» **Work required**:
Output the data word for word, dropping every image.

-- Data extract start --

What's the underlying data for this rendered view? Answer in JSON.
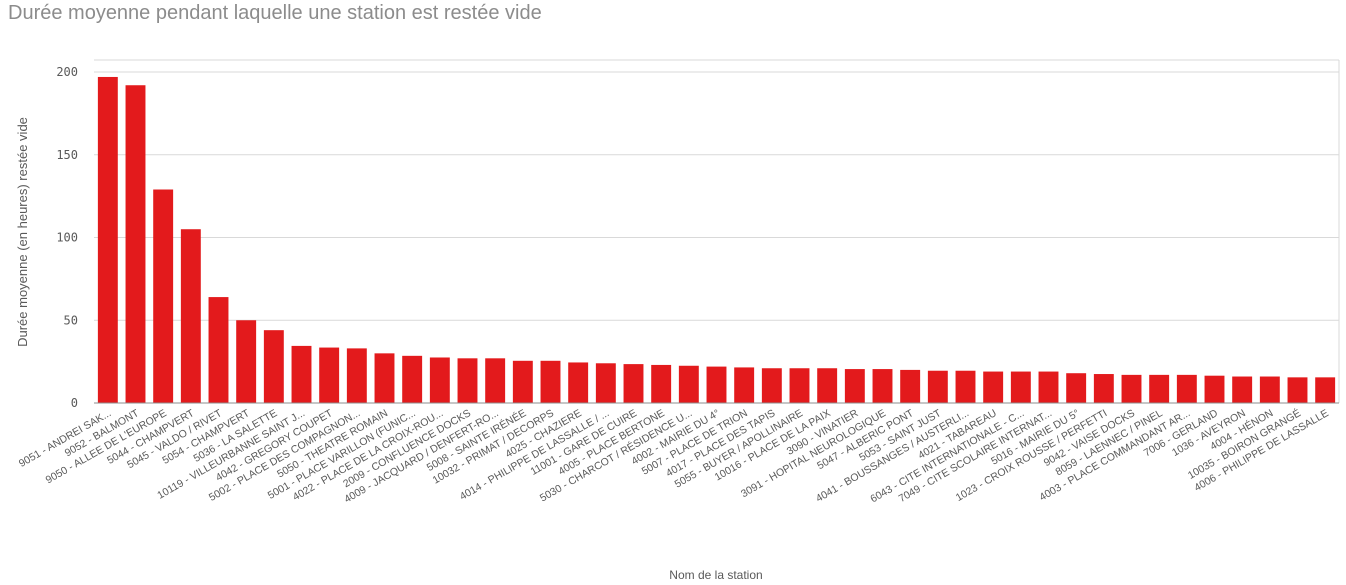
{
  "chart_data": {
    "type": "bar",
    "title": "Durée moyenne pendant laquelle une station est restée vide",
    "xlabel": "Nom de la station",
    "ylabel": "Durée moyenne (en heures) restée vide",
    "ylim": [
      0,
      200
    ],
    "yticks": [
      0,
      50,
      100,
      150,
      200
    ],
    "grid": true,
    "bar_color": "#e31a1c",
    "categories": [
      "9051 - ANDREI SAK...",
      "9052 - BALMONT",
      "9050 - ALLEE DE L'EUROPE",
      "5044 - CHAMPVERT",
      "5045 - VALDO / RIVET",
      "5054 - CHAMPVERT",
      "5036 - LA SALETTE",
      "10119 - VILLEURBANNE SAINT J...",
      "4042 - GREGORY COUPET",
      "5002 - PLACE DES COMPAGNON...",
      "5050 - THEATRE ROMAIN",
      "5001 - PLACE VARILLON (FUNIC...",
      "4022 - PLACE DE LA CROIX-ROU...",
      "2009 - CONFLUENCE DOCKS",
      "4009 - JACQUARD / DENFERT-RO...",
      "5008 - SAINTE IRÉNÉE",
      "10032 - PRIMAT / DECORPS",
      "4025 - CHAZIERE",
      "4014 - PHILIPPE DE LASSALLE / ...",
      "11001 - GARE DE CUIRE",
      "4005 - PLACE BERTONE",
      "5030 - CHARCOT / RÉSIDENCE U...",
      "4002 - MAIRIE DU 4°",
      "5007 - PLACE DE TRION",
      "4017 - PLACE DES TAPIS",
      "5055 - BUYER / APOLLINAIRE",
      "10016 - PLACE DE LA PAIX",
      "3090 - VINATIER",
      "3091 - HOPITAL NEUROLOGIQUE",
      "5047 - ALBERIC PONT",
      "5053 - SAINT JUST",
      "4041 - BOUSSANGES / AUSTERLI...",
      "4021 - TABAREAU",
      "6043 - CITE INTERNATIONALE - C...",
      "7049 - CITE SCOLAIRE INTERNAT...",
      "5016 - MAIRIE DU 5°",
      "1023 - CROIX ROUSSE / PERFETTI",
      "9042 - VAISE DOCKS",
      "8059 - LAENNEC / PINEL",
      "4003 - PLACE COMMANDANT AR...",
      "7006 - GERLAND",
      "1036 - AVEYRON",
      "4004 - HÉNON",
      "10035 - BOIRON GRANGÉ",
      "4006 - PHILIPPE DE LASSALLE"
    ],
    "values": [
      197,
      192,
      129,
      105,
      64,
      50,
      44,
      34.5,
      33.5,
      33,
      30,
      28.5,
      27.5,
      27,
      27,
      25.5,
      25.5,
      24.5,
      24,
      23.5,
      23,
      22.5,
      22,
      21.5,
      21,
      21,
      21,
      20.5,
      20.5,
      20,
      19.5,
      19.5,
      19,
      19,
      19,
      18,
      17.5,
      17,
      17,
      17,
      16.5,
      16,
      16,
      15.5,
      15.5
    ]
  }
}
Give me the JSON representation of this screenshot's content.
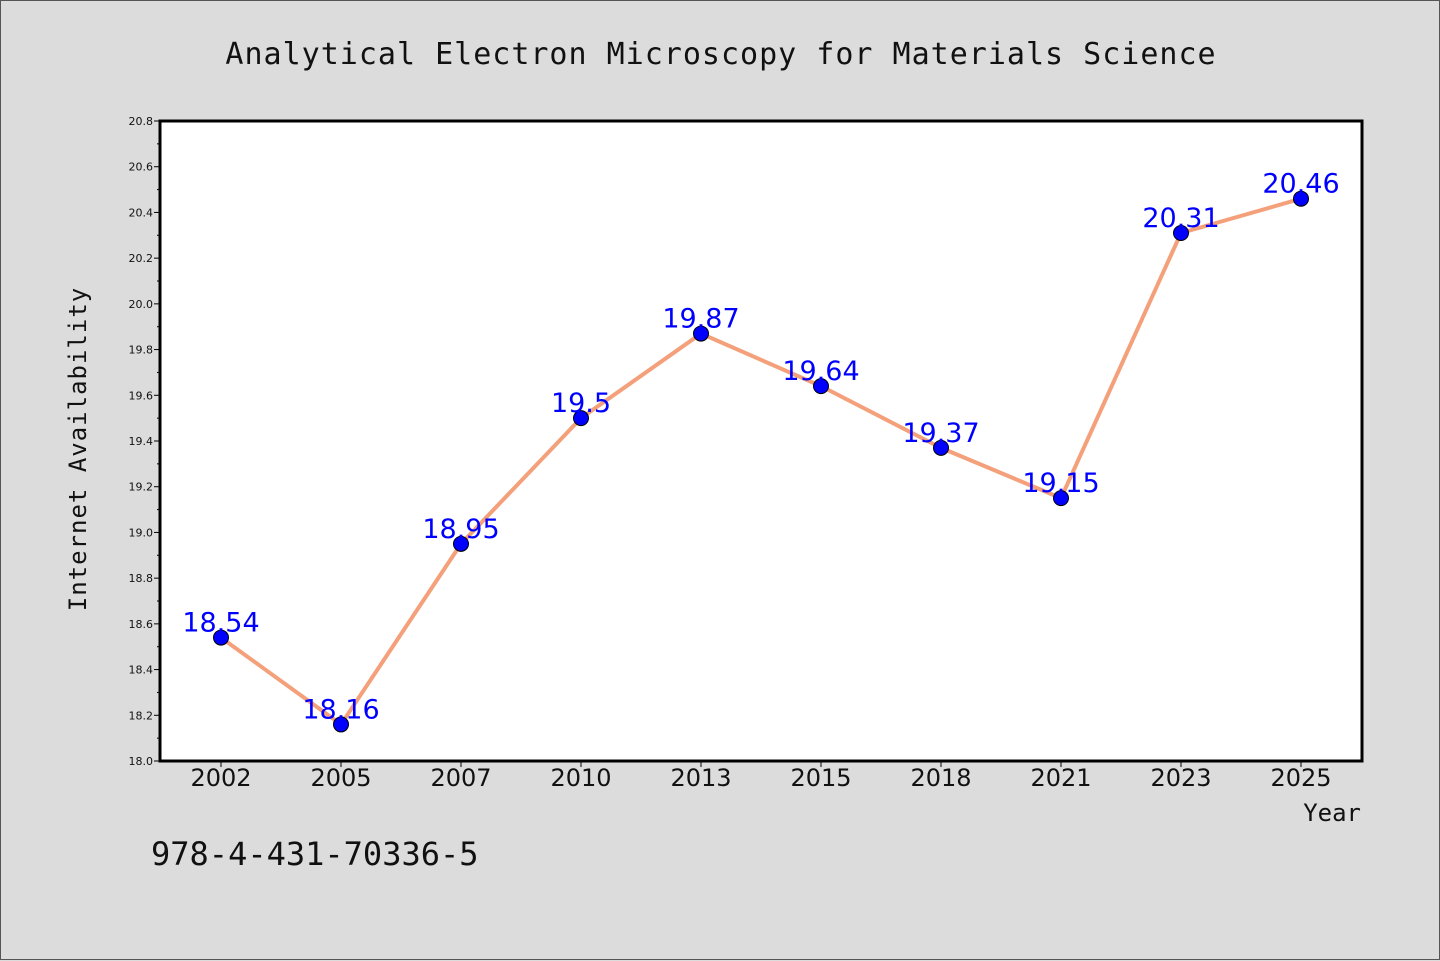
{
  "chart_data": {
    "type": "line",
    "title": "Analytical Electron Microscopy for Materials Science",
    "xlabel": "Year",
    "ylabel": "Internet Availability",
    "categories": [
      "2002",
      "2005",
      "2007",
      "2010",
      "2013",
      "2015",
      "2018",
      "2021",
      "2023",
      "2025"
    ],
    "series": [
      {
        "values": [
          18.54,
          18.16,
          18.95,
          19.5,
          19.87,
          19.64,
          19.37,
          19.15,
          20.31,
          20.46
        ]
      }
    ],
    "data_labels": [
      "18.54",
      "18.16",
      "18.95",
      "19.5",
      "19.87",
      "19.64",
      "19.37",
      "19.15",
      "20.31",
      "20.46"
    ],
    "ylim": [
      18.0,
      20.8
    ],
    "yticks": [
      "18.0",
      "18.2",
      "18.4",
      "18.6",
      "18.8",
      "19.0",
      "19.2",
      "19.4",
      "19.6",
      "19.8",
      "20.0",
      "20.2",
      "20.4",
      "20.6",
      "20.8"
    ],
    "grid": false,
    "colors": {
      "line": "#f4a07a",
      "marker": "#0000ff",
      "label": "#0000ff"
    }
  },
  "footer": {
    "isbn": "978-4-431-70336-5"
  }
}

-- Data extract end --

» **Finished answer**:
What's the underlying data for this rendered view? Answer in JSON.
{
  "chart_data": {
    "type": "bar",
    "title": "Durée moyenne pendant laquelle une station est restée vide",
    "xlabel": "Nom de la station",
    "ylabel": "Durée moyenne (en heures) restée vide",
    "ylim": [
      0,
      200
    ],
    "yticks": [
      0,
      50,
      100,
      150,
      200
    ],
    "grid": true,
    "bar_color": "#e31a1c",
    "categories": [
      "9051 - ANDREI SAK...",
      "9052 - BALMONT",
      "9050 - ALLEE DE L'EUROPE",
      "5044 - CHAMPVERT",
      "5045 - VALDO / RIVET",
      "5054 - CHAMPVERT",
      "5036 - LA SALETTE",
      "10119 - VILLEURBANNE SAINT J...",
      "4042 - GREGORY COUPET",
      "5002 - PLACE DES COMPAGNON...",
      "5050 - THEATRE ROMAIN",
      "5001 - PLACE VARILLON (FUNIC...",
      "4022 - PLACE DE LA CROIX-ROU...",
      "2009 - CONFLUENCE DOCKS",
      "4009 - JACQUARD / DENFERT-RO...",
      "5008 - SAINTE IRÉNÉE",
      "10032 - PRIMAT / DECORPS",
      "4025 - CHAZIERE",
      "4014 - PHILIPPE DE LASSALLE / ...",
      "11001 - GARE DE CUIRE",
      "4005 - PLACE BERTONE",
      "5030 - CHARCOT / RÉSIDENCE U...",
      "4002 - MAIRIE DU 4°",
      "5007 - PLACE DE TRION",
      "4017 - PLACE DES TAPIS",
      "5055 - BUYER / APOLLINAIRE",
      "10016 - PLACE DE LA PAIX",
      "3090 - VINATIER",
      "3091 - HOPITAL NEUROLOGIQUE",
      "5047 - ALBERIC PONT",
      "5053 - SAINT JUST",
      "4041 - BOUSSANGES / AUSTERLI...",
      "4021 - TABAREAU",
      "6043 - CITE INTERNATIONALE - C...",
      "7049 - CITE SCOLAIRE INTERNAT...",
      "5016 - MAIRIE DU 5°",
      "1023 - CROIX ROUSSE / PERFETTI",
      "9042 - VAISE DOCKS",
      "8059 - LAENNEC / PINEL",
      "4003 - PLACE COMMANDANT AR...",
      "7006 - GERLAND",
      "1036 - AVEYRON",
      "4004 - HÉNON",
      "10035 - BOIRON GRANGÉ",
      "4006 - PHILIPPE DE LASSALLE"
    ],
    "values": [
      197,
      192,
      129,
      105,
      64,
      50,
      44,
      34.5,
      33.5,
      33,
      30,
      28.5,
      27.5,
      27,
      27,
      25.5,
      25.5,
      24.5,
      24,
      23.5,
      23,
      22.5,
      22,
      21.5,
      21,
      21,
      21,
      20.5,
      20.5,
      20,
      19.5,
      19.5,
      19,
      19,
      19,
      18,
      17.5,
      17,
      17,
      17,
      16.5,
      16,
      16,
      15.5,
      15.5
    ]
  }
}
Give me the JSON representation of this screenshot's content.
{
  "chart_data": {
    "type": "line",
    "title": "Analytical Electron Microscopy for Materials Science",
    "xlabel": "Year",
    "ylabel": "Internet Availability",
    "categories": [
      "2002",
      "2005",
      "2007",
      "2010",
      "2013",
      "2015",
      "2018",
      "2021",
      "2023",
      "2025"
    ],
    "series": [
      {
        "values": [
          18.54,
          18.16,
          18.95,
          19.5,
          19.87,
          19.64,
          19.37,
          19.15,
          20.31,
          20.46
        ]
      }
    ],
    "data_labels": [
      "18.54",
      "18.16",
      "18.95",
      "19.5",
      "19.87",
      "19.64",
      "19.37",
      "19.15",
      "20.31",
      "20.46"
    ],
    "ylim": [
      18.0,
      20.8
    ],
    "yticks": [
      "18.0",
      "18.2",
      "18.4",
      "18.6",
      "18.8",
      "19.0",
      "19.2",
      "19.4",
      "19.6",
      "19.8",
      "20.0",
      "20.2",
      "20.4",
      "20.6",
      "20.8"
    ],
    "grid": false,
    "colors": {
      "line": "#f4a07a",
      "marker": "#0000ff",
      "label": "#0000ff"
    }
  },
  "footer": {
    "isbn": "978-4-431-70336-5"
  }
}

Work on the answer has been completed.